• YOUR OBJECTIVE
Go through the records and show each line where the word "text" occurs.

• GIVEN ENTRIES

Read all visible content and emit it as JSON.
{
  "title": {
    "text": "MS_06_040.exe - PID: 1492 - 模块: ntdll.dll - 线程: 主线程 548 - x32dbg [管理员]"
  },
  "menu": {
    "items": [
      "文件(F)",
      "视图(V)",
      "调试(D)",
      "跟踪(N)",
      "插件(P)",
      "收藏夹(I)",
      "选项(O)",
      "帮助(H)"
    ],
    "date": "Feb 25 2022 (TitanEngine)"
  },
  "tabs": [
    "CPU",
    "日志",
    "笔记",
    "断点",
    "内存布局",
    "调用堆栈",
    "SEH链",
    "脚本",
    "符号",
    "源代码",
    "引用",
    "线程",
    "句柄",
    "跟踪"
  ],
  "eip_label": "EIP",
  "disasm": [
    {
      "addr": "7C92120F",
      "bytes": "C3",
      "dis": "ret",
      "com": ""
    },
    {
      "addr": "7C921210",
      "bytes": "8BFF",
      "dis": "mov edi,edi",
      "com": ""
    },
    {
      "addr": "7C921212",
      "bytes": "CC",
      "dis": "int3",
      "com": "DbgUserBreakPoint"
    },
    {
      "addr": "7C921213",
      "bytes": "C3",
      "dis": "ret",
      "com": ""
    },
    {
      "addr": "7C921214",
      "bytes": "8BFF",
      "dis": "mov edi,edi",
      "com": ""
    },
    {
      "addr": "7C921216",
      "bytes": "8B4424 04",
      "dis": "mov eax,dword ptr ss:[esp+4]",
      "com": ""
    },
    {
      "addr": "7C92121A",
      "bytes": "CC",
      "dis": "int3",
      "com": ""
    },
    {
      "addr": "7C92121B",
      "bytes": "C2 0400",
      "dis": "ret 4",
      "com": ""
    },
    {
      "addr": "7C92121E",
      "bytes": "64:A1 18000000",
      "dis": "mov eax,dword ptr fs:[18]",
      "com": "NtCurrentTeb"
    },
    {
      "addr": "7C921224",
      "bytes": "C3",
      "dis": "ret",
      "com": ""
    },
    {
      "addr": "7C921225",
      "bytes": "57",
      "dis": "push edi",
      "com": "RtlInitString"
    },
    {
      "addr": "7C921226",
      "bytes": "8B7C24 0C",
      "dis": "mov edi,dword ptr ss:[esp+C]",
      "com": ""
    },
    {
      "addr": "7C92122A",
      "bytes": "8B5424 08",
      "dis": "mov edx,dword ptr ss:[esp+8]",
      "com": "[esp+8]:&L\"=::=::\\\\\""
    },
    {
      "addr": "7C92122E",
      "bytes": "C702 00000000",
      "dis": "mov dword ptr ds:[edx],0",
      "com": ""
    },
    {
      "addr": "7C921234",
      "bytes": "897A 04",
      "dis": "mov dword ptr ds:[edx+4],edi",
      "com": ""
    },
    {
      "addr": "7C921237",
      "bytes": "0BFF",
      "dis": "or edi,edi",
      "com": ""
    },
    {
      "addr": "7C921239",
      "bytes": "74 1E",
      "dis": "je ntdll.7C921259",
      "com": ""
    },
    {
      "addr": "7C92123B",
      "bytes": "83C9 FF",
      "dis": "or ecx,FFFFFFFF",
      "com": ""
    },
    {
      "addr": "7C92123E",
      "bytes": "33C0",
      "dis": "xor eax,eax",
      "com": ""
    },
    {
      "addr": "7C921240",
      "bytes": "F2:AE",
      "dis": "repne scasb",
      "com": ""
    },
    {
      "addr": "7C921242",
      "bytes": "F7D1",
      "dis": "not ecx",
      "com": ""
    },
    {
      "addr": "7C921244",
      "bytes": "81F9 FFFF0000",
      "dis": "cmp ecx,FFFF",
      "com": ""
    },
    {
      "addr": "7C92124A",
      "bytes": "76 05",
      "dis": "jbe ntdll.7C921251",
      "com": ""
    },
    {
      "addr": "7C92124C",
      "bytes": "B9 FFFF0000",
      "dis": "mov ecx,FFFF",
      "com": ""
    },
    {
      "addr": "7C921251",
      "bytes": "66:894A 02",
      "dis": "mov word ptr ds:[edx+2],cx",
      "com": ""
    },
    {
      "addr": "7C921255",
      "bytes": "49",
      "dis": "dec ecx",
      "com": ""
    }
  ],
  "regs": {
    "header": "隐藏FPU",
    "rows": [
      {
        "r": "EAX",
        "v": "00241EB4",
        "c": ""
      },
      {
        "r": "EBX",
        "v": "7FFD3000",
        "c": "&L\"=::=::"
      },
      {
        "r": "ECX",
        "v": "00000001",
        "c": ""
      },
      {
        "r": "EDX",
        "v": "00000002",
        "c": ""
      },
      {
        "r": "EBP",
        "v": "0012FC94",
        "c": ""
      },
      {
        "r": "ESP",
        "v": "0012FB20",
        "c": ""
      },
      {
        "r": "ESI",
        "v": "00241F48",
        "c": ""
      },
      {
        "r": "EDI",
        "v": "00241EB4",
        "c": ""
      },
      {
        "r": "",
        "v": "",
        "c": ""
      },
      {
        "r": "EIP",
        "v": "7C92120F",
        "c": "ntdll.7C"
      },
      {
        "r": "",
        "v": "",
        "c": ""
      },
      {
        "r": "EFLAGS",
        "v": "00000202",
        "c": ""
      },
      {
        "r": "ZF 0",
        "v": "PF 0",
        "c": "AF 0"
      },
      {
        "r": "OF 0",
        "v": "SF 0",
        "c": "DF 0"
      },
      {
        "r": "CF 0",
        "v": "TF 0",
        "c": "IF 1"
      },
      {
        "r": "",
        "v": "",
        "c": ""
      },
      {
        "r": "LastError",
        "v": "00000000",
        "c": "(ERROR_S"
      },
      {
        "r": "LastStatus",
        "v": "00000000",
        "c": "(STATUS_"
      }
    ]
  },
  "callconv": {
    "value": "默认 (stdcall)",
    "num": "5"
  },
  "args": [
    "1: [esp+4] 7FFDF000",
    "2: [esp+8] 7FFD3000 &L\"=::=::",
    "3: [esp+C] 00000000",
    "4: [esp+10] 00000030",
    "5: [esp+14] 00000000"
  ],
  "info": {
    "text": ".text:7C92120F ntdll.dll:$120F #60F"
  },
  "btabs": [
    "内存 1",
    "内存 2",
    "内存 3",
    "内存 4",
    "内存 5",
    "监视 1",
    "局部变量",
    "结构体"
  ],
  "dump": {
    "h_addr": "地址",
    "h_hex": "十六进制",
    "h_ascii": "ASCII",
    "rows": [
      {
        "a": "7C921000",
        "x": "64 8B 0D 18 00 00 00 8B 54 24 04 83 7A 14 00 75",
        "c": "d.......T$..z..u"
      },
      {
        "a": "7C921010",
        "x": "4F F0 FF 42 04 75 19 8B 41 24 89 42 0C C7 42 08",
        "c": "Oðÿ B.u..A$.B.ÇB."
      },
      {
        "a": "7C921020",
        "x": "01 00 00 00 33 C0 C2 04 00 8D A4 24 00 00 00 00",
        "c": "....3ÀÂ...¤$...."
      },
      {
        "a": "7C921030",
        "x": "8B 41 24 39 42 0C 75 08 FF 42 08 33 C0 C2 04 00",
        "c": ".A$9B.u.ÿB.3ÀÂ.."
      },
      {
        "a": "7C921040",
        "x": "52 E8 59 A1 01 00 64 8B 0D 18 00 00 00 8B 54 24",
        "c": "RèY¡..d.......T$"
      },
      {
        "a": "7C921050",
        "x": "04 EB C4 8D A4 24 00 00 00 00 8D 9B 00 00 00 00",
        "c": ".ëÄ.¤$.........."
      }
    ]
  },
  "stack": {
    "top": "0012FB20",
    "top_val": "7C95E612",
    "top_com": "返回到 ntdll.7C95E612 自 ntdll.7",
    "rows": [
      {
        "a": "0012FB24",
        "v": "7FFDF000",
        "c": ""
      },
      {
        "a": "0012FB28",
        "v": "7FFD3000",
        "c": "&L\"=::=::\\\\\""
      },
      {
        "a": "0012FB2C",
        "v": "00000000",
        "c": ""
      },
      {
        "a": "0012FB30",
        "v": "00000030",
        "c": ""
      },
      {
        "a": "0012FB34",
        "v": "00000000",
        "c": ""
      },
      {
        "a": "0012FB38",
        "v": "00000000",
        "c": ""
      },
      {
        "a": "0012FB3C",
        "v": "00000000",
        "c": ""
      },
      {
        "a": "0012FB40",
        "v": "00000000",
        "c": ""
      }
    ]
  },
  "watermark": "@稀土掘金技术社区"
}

• PROBLEM SOLUTION
    "text": "MS_06_040.exe - PID: 1492 - 模块: ntdll.dll - 线程: 主线程 548 - x32dbg [管理员]"
    "text": ".text:7C92120F ntdll.dll:$120F #60F"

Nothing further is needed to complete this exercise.